Tugas Tertulis
[a] Menurut tulisan tentang OSPEK, kenapa para senior di Universitas Cambridge dulu merasa perlu memplonco mahasiswa baru? Jelaskan dalam satu sampai tiga kalimat.
[b] Kutip tanpa mengubah apa pun bagian tulisan tentang OSPEK yang dimulai dari kata-kata berisi "Fetching data..." dan berakhir di "OPAK atau OSPEK.".
[c] Teruskan tulisan tentang OSPEK, mulai setelah kalimat terakhir yang ada.

Fetching data...

Tuesday, 30 June 2015

"Buku Hijau" dan Simbol Perploncoan

Apa yang ada fikirkan pertama kali ketika mendengar "OPAK" atau "OSPEK" ?. Ya, pikiran kita akan tertuju pada masa-masa awal menjadi mahasiswa baru yang sedang mengikuti masa orientasi, yaitu masa dimana para mahasiswa baru diplonco habis-habisan oleh para senior yang menjadi panitia OPAK atau OSPEK.

OPAK atau OSPEK sendiri sebenarnya adalah sebuah budaya yang sudah turun-temurun dan menjadi adat kebiasaan, sehingga seolah menjadilah suatu "hukum" yang harus dilaksanakan. Dan budaya ini memang tidak hanya berlaku di Indonesia, bahkan di negara lain pun, budaya orientasi pengenalan akademik untuk mahasiswa baru juga ada. Tapi tentu dengan metode dan cara yang bisa saja berbeda. Jika merunut pada sejarah -menurut beberapa sumber yang saya baca- OPAK/OSPEK itu diadakan pertama kali di Universitas Cambridge, Inggris. Karna konon ketika itu mayoritas mahasiswanya adalah berasal dari keluarga terhormat, sehingga mereka sulit diatur dan malah cenderung seenaknya. Maka para senior ketika itu merasa perlu untuk membuat kegiatan dimana mahasiswa baru diplonco, dengan tujuan agar mahasiswa baru hormat pada kakak angkatannya, tidak lebih.

Data yang Diberikan
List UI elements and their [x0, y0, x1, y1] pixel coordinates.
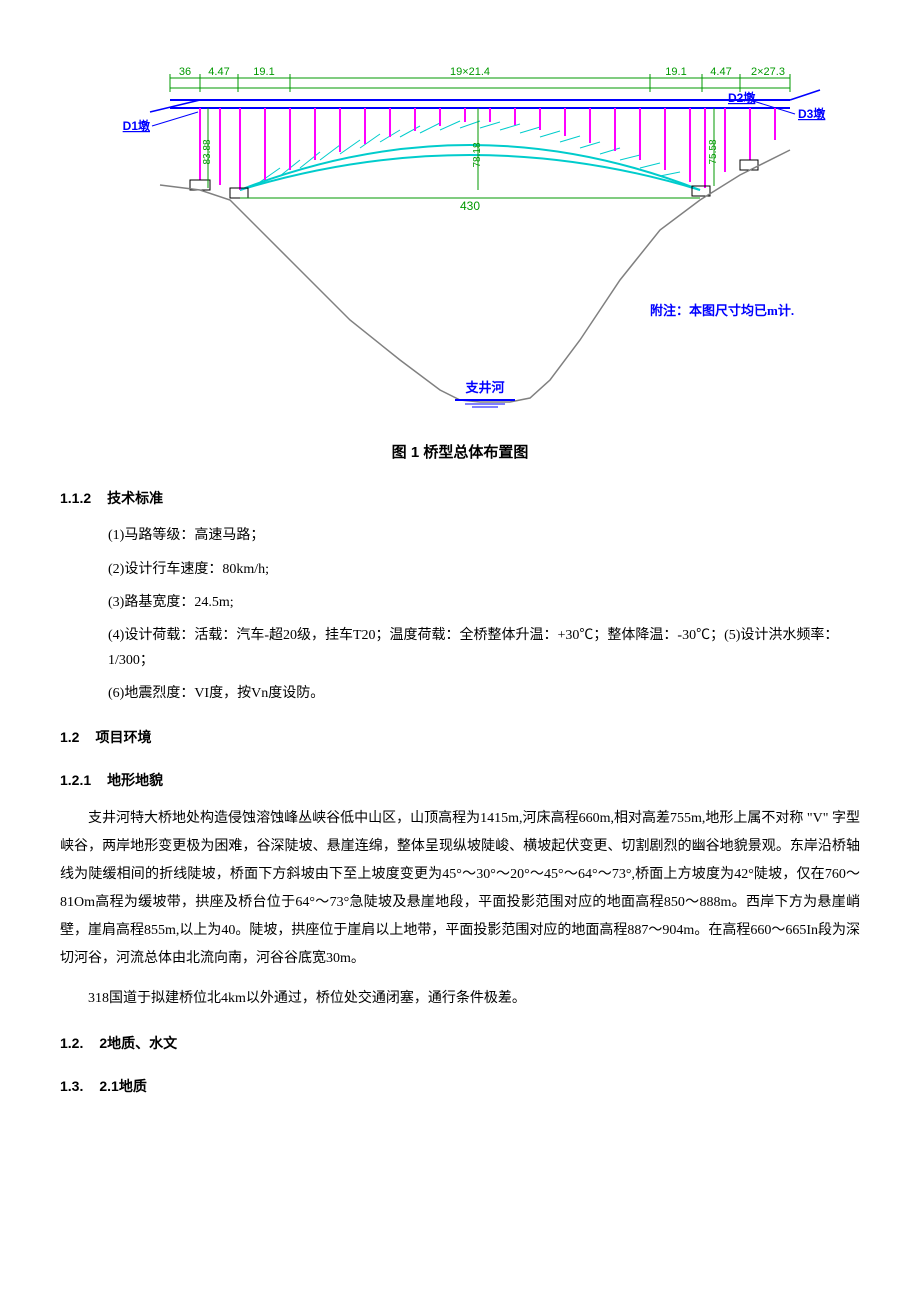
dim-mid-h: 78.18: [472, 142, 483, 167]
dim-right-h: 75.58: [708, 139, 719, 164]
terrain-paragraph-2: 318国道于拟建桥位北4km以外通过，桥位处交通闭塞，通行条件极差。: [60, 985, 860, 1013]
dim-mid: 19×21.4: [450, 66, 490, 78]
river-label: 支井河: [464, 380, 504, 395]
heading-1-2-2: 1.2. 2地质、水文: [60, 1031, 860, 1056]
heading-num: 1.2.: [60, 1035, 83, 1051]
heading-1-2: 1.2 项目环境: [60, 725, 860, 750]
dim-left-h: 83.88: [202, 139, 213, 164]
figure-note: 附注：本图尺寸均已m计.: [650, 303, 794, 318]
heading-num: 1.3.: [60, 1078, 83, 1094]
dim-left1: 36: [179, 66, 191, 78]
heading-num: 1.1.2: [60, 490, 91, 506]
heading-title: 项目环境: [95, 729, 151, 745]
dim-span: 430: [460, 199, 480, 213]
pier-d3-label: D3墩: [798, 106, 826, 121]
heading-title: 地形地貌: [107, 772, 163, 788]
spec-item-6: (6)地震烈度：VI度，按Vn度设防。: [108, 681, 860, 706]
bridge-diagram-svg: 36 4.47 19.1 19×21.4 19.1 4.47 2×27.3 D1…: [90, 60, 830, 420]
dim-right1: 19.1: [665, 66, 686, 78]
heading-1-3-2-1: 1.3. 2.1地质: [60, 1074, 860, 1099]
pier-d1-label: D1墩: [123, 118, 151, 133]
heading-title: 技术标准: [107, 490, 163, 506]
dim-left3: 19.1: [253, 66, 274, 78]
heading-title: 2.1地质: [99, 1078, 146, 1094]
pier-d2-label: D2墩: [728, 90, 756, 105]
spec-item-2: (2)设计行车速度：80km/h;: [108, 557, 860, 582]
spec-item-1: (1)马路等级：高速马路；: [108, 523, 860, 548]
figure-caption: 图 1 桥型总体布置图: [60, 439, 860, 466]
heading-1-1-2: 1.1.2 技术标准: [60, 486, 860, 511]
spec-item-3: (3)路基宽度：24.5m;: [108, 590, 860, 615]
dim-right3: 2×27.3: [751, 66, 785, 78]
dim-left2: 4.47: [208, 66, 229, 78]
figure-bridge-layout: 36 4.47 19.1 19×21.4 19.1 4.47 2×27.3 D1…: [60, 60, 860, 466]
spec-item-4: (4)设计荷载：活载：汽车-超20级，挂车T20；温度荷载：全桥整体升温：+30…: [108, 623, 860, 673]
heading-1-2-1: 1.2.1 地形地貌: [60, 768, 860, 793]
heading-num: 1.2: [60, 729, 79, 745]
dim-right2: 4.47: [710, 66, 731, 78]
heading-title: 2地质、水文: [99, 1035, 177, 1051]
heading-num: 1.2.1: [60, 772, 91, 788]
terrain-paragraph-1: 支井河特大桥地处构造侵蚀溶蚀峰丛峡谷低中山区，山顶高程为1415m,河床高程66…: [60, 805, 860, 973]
--
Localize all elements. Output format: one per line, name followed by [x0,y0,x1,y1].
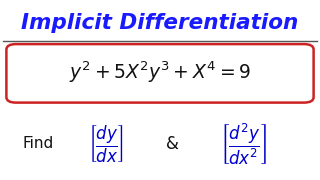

Jawaban Berurutan
[a] Saat itu kebanyakan mahasiswa di Cambridge berasal dari keluarga terhormat, sehingga mereka sulit diatur dan cenderung bertindak seenaknya. Karena itu para senior mengadakan kegiatan perploncoan, dengan tujuan agar mahasiswa baru hormat kepada kakak angkatannya, tidak lebih.

[b]
Fetching data...

Tuesday, 30 June 2015

"Buku Hijau" dan Simbol Perploncoan

Apa yang ada fikirkan pertama kali ketika mendengar "OPAK" atau "OSPEK" ?. Ya, pikiran kita akan tertuju pada masa-masa awal menjadi mahasiswa baru yang sedang mengikuti masa orientasi, yaitu masa dimana para mahasiswa baru diplonco habis-habisan oleh para senior yang menjadi panitia OPAK atau OSPEK.

[c]
Di Indonesia sendiri, ada yang berpendapat bahwa budaya OPAK muncul pada tahun 1950an. Namun ada juga yang mengatakan bahwa budaya OPAK/OSPEK sudah ada ketika zaman kolonial Belanda, persisnya di sekolah dokter hindia atau STOVIA  (1898-1927). Kemudian terus berlanjut pada masa Geneeskundinge Hooge School (GHS) atau Sekolah Tinggi Kedokteran (1927-1942)yang sekarang  menjadi FKUI Salemba. (Entahlah, saya tidak ingin membahas sejarah kapan pertama kali budaya OPAK/OSPEK ada di Indonesia pada tulisan ini)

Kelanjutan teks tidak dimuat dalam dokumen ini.